## WRITTEN PROBLEM
Keep only the lines of the data below that contain "color", and copy them.

## GIVEN ENTRIES
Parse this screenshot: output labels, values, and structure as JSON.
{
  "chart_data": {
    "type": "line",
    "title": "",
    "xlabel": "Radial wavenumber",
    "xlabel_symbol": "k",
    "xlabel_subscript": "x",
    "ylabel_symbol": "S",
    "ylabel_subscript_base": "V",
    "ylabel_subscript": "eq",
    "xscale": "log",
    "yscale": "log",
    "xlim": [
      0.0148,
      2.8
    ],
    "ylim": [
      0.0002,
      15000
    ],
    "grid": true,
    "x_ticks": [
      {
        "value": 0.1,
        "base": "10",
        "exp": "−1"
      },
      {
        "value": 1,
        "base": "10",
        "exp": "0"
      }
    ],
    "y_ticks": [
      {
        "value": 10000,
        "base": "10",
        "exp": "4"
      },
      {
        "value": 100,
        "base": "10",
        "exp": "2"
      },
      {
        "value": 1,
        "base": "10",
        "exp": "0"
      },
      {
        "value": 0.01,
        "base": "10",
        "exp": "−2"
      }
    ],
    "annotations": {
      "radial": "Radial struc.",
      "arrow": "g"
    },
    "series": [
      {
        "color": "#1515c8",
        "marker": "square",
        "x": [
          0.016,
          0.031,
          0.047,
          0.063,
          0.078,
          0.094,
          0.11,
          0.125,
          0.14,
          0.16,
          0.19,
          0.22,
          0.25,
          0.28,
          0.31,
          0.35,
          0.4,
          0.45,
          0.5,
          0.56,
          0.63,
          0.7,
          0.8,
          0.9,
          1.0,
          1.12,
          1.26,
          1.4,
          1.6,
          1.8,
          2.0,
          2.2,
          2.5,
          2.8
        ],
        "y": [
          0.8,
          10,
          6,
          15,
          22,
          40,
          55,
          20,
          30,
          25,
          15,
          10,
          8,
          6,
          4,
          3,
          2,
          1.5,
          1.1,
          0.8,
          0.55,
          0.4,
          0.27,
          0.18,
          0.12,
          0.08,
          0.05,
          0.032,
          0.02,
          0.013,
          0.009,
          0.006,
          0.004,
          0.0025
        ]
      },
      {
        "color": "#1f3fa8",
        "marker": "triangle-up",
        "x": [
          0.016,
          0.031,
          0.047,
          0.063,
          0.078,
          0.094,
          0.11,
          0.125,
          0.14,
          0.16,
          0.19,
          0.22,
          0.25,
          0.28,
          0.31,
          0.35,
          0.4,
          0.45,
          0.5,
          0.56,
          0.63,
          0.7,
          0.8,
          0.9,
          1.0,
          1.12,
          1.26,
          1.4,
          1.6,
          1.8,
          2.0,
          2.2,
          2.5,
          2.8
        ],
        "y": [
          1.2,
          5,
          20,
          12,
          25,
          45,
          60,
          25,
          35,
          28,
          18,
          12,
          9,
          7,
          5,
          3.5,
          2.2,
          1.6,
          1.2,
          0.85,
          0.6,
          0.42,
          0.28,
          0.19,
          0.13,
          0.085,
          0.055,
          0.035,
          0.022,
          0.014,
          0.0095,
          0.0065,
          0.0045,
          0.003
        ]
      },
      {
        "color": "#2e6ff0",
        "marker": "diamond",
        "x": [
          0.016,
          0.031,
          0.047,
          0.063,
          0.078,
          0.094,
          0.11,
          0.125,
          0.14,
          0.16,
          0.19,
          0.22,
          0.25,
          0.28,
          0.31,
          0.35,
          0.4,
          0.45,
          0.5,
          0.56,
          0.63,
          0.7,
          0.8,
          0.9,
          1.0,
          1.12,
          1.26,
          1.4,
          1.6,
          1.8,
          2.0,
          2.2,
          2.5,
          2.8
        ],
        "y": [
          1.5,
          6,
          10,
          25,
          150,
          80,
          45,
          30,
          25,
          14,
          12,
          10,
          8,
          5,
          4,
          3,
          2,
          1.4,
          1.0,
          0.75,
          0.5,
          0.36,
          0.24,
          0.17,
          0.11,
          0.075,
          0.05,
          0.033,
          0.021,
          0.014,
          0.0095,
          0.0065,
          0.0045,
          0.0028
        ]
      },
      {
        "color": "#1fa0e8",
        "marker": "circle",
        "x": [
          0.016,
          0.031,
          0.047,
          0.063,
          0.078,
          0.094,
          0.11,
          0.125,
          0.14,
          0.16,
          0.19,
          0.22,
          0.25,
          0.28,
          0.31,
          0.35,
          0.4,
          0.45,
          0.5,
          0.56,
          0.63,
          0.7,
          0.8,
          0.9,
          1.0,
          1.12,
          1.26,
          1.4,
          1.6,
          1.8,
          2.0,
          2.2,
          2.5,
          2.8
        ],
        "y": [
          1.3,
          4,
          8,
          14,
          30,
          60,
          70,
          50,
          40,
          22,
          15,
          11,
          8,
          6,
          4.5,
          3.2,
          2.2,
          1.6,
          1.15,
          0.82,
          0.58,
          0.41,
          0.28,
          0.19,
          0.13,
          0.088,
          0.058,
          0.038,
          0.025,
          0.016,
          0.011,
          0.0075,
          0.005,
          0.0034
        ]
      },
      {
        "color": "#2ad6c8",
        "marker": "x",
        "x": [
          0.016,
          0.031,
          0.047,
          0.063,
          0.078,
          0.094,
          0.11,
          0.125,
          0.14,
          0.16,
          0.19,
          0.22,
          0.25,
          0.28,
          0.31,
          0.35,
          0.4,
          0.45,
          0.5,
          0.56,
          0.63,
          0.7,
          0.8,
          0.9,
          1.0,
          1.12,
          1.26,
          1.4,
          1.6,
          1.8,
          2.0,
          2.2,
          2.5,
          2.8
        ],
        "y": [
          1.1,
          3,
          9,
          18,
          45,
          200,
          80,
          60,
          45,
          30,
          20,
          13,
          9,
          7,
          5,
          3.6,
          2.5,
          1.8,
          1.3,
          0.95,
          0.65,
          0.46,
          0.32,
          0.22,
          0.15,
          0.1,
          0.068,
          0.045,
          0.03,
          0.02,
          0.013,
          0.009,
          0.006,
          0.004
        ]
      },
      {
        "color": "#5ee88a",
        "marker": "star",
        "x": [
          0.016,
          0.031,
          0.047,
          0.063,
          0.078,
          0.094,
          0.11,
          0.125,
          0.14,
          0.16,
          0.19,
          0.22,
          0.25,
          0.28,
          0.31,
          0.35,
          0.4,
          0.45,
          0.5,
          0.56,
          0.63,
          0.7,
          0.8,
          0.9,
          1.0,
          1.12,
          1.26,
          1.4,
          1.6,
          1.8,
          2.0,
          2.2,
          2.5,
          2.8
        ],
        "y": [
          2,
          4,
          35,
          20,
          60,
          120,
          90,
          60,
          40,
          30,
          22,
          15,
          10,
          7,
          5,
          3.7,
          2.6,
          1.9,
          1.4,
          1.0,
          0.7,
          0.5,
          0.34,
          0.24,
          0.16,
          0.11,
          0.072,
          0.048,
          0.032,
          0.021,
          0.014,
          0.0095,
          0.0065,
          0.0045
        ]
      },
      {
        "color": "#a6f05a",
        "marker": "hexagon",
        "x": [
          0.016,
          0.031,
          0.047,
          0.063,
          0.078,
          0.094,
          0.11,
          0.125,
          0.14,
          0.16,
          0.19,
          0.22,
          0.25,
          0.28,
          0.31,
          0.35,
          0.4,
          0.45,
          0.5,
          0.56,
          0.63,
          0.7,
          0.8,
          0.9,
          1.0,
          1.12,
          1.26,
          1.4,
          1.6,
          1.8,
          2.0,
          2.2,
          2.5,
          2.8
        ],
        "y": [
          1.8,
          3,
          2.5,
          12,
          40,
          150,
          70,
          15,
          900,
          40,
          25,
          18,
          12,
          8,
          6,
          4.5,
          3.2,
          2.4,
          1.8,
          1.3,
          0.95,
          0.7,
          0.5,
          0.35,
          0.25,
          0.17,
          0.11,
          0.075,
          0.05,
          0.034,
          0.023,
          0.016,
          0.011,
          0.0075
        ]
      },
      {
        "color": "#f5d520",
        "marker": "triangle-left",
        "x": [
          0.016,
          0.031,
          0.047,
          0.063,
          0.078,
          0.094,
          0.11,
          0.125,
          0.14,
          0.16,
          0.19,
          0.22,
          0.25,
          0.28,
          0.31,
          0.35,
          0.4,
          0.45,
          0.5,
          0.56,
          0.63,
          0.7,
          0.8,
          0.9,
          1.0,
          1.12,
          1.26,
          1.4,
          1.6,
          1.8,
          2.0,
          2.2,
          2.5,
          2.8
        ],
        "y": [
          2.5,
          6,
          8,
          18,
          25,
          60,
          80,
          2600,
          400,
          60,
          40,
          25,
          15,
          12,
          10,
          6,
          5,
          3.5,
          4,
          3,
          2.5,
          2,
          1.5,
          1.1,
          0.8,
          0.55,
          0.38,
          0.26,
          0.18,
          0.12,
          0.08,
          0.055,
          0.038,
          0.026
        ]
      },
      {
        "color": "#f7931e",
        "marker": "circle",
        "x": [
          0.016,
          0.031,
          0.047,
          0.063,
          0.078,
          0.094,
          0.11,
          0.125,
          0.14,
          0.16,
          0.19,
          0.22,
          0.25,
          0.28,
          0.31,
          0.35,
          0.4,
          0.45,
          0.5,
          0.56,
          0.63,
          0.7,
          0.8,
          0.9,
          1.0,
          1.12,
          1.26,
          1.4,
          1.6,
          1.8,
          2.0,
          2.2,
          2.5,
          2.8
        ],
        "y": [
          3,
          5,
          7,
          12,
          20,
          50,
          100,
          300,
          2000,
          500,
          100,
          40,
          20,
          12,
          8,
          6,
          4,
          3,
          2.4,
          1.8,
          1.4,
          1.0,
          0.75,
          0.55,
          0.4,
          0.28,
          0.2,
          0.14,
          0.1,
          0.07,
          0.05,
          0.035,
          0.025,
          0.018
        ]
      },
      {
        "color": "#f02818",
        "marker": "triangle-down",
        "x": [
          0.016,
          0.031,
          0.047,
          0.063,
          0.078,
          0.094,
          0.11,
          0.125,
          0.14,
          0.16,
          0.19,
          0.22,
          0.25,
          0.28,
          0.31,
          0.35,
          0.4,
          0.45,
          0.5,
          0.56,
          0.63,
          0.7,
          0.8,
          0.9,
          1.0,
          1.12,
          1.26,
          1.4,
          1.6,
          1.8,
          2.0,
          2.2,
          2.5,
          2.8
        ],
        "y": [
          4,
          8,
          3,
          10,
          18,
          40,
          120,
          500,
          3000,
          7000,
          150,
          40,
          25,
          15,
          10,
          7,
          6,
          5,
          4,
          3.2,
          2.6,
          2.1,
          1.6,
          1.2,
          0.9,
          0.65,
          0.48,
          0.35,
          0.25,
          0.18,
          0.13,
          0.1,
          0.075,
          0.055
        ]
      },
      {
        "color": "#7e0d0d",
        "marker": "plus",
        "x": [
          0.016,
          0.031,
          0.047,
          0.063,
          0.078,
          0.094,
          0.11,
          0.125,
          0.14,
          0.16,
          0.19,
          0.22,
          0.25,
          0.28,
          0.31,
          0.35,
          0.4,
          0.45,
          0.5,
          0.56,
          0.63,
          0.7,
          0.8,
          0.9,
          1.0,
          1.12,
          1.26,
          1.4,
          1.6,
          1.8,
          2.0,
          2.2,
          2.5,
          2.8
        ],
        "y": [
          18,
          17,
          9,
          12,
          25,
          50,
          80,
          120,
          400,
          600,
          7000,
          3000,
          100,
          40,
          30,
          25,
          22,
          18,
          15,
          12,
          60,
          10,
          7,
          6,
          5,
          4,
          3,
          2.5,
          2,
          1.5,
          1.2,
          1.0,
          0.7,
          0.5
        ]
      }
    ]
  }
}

## WRITTEN ANSWER
        "color": "#1515c8",
        "color": "#1f3fa8",
        "color": "#2e6ff0",
        "color": "#1fa0e8",
        "color": "#2ad6c8",
        "color": "#5ee88a",
        "color": "#a6f05a",
        "color": "#f5d520",
        "color": "#f7931e",
        "color": "#f02818",
        "color": "#7e0d0d",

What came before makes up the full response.